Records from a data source
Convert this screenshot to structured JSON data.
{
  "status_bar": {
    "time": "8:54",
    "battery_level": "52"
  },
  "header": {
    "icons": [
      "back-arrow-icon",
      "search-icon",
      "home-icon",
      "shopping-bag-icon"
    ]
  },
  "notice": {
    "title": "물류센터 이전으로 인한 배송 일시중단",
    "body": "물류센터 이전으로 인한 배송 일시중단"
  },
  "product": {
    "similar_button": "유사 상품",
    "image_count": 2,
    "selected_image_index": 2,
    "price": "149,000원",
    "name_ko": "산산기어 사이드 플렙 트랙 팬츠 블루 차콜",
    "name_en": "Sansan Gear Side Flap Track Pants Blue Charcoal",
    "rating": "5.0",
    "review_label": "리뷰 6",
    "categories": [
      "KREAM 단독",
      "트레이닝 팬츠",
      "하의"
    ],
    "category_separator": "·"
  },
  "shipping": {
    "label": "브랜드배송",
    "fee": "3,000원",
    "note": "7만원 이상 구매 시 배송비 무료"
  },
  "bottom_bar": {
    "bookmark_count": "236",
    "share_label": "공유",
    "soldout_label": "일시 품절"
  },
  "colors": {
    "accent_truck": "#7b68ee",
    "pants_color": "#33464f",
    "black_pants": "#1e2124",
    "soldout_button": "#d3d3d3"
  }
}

[Written instruction] All lines that include "이전으로" are to be gathered and copied.

[Task answer]
    "title": "물류센터 이전으로 인한 배송 일시중단",
    "body": "물류센터 이전으로 인한 배송 일시중단"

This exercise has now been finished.